DIRECTION
Records follow. Copy every line with "MMTLP".

DATA TO USE
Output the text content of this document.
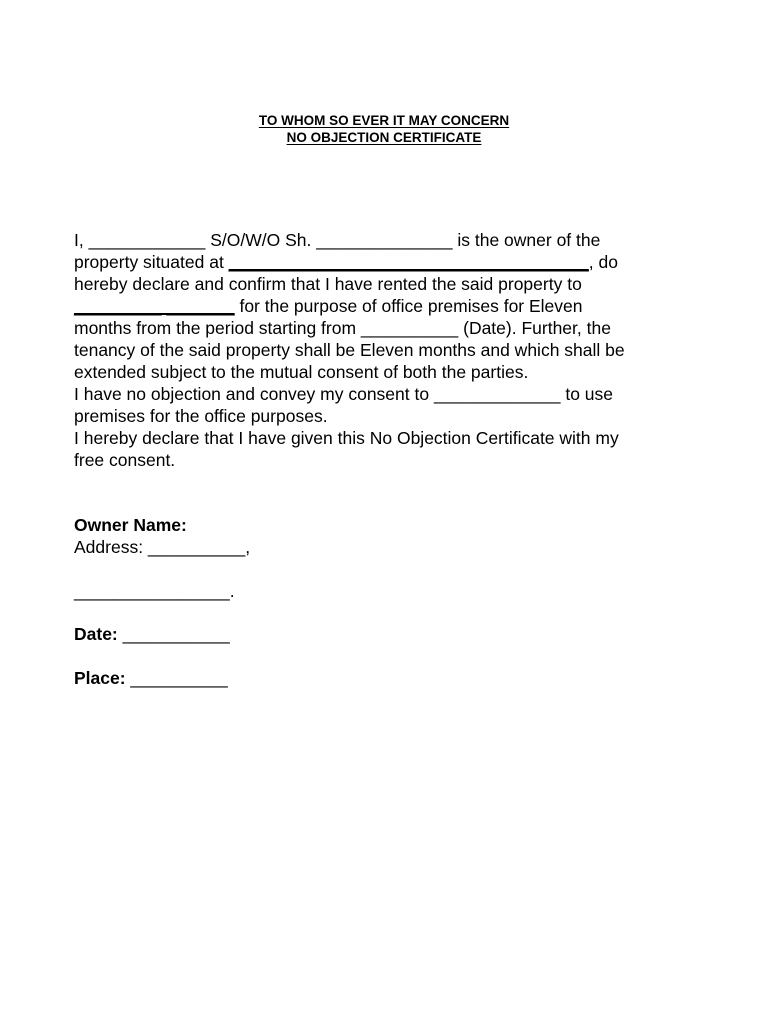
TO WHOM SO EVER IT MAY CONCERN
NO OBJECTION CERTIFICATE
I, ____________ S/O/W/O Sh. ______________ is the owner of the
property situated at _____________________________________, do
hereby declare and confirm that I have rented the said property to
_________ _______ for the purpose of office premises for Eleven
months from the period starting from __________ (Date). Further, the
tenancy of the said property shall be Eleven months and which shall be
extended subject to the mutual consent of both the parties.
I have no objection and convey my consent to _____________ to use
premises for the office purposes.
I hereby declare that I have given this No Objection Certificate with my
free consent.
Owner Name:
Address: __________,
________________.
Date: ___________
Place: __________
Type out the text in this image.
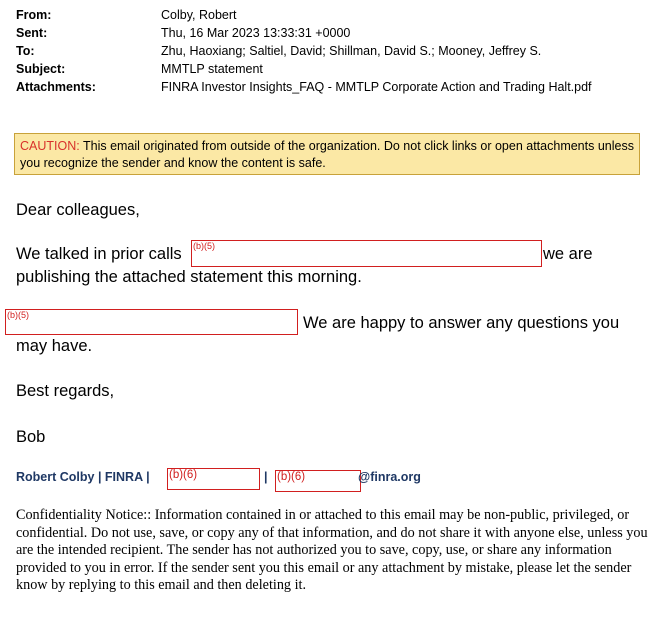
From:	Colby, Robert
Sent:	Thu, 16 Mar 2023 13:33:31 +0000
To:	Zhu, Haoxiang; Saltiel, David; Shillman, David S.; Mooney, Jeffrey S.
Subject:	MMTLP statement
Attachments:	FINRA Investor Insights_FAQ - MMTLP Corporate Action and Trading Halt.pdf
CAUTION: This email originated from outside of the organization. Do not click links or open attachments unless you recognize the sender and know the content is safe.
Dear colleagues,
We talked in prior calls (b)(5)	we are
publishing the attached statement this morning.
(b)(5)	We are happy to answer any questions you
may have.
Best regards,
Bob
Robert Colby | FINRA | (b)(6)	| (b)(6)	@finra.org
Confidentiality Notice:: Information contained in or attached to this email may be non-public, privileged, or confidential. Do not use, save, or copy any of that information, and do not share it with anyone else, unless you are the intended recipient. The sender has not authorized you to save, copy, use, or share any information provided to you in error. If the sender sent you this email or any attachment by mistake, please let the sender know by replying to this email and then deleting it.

RESPONSE
Subject:	MMTLP statement
Attachments:	FINRA Investor Insights_FAQ - MMTLP Corporate Action and Trading Halt.pdf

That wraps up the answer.